Stored entries
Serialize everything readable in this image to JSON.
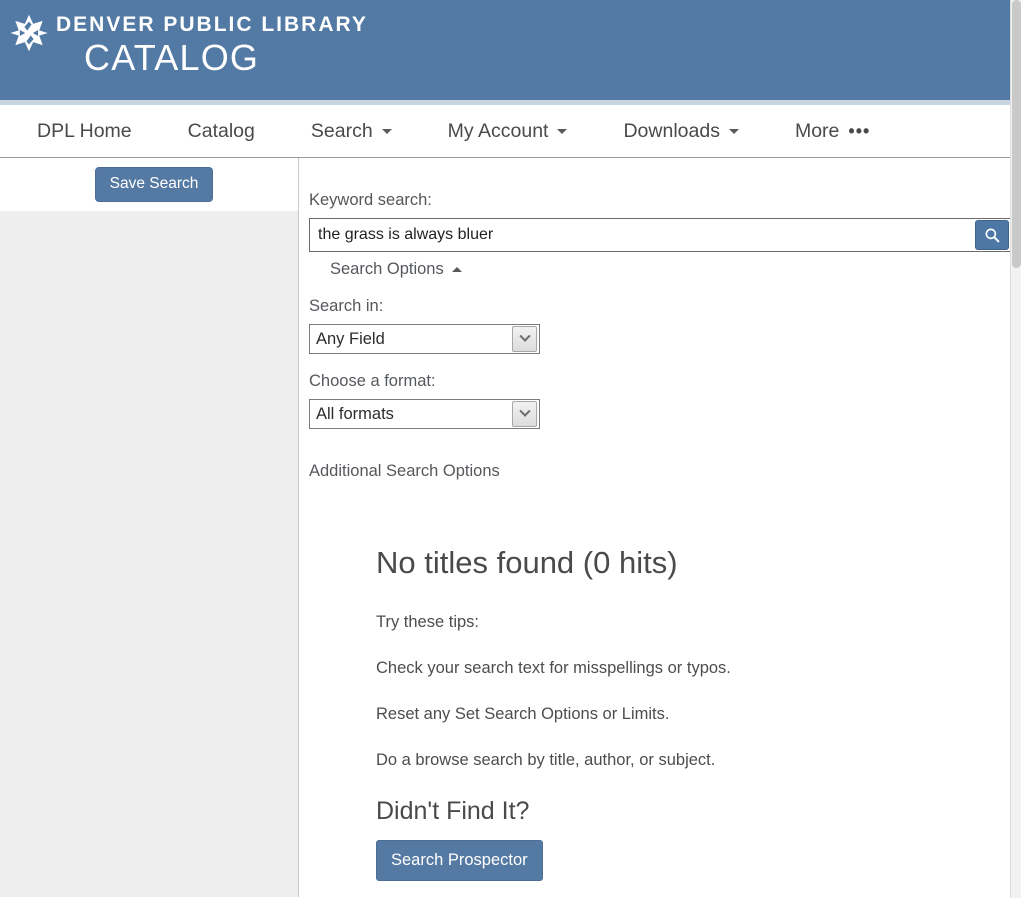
{
  "header": {
    "logo_icon": "dpl-star-logo-icon",
    "brand_line1": "DENVER PUBLIC LIBRARY",
    "brand_line2": "CATALOG",
    "bg_color": "#527aa4",
    "underline_color": "#c8d4e0"
  },
  "nav": {
    "items": [
      {
        "label": "DPL Home",
        "has_caret": false,
        "has_ellipsis": false
      },
      {
        "label": "Catalog",
        "has_caret": false,
        "has_ellipsis": false
      },
      {
        "label": "Search",
        "has_caret": true,
        "has_ellipsis": false
      },
      {
        "label": "My Account",
        "has_caret": true,
        "has_ellipsis": false
      },
      {
        "label": "Downloads",
        "has_caret": true,
        "has_ellipsis": false
      },
      {
        "label": "More",
        "has_caret": false,
        "has_ellipsis": true
      }
    ]
  },
  "sidebar": {
    "save_search_label": "Save Search",
    "bg_color": "#eeeeee"
  },
  "search_panel": {
    "keyword_label": "Keyword search:",
    "keyword_value": "the grass is always bluer",
    "keyword_placeholder": "",
    "search_button_icon": "magnifier-icon",
    "search_options_label": "Search Options",
    "search_options_state": "expanded",
    "search_in_label": "Search in:",
    "search_in_value": "Any Field",
    "format_label": "Choose a format:",
    "format_value": "All formats",
    "additional_options_label": "Additional Search Options"
  },
  "results": {
    "heading": "No titles found (0 hits)",
    "tips_intro": "Try these tips:",
    "tips": [
      "Check your search text for misspellings or typos.",
      "Reset any Set Search Options or Limits.",
      "Do a browse search by title, author, or subject."
    ],
    "didnt_find_heading": "Didn't Find It?",
    "prospector_button_label": "Search Prospector"
  },
  "theme": {
    "accent_blue": "#5479a2",
    "header_blue": "#527aa4",
    "text_gray": "#4a4a4a"
  }
}
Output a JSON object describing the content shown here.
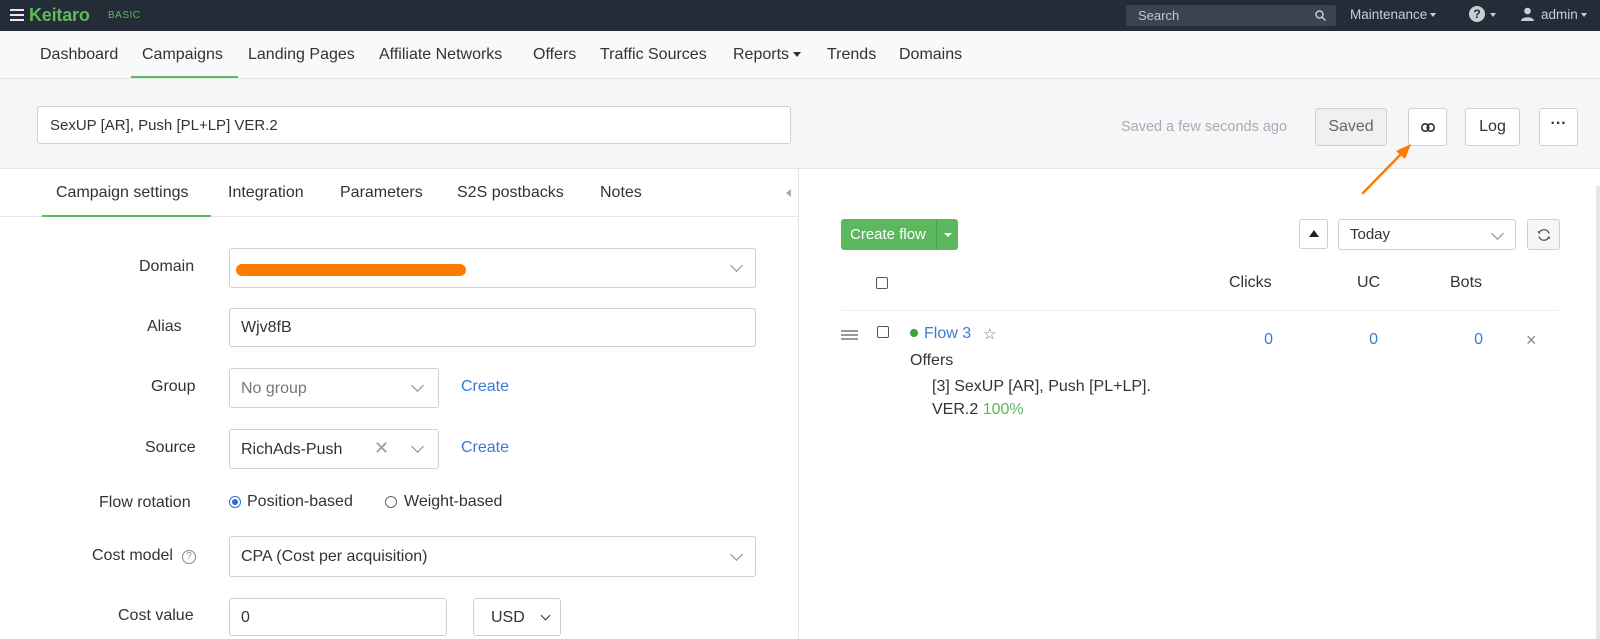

Do this:
Reproduce every entry exactly, but omit each picture.

Written answer:
Serialize everything readable in this image to JSON.
{
  "header": {
    "logo_icon": "dpl-star-logo-icon",
    "brand_line1": "DENVER PUBLIC LIBRARY",
    "brand_line2": "CATALOG",
    "bg_color": "#527aa4",
    "underline_color": "#c8d4e0"
  },
  "nav": {
    "items": [
      {
        "label": "DPL Home",
        "has_caret": false,
        "has_ellipsis": false
      },
      {
        "label": "Catalog",
        "has_caret": false,
        "has_ellipsis": false
      },
      {
        "label": "Search",
        "has_caret": true,
        "has_ellipsis": false
      },
      {
        "label": "My Account",
        "has_caret": true,
        "has_ellipsis": false
      },
      {
        "label": "Downloads",
        "has_caret": true,
        "has_ellipsis": false
      },
      {
        "label": "More",
        "has_caret": false,
        "has_ellipsis": true
      }
    ]
  },
  "sidebar": {
    "save_search_label": "Save Search",
    "bg_color": "#eeeeee"
  },
  "search_panel": {
    "keyword_label": "Keyword search:",
    "keyword_value": "the grass is always bluer",
    "keyword_placeholder": "",
    "search_button_icon": "magnifier-icon",
    "search_options_label": "Search Options",
    "search_options_state": "expanded",
    "search_in_label": "Search in:",
    "search_in_value": "Any Field",
    "format_label": "Choose a format:",
    "format_value": "All formats",
    "additional_options_label": "Additional Search Options"
  },
  "results": {
    "heading": "No titles found (0 hits)",
    "tips_intro": "Try these tips:",
    "tips": [
      "Check your search text for misspellings or typos.",
      "Reset any Set Search Options or Limits.",
      "Do a browse search by title, author, or subject."
    ],
    "didnt_find_heading": "Didn't Find It?",
    "prospector_button_label": "Search Prospector"
  },
  "theme": {
    "accent_blue": "#5479a2",
    "header_blue": "#527aa4",
    "text_gray": "#4a4a4a"
  }
}
Output a JSON object describing the content shown here.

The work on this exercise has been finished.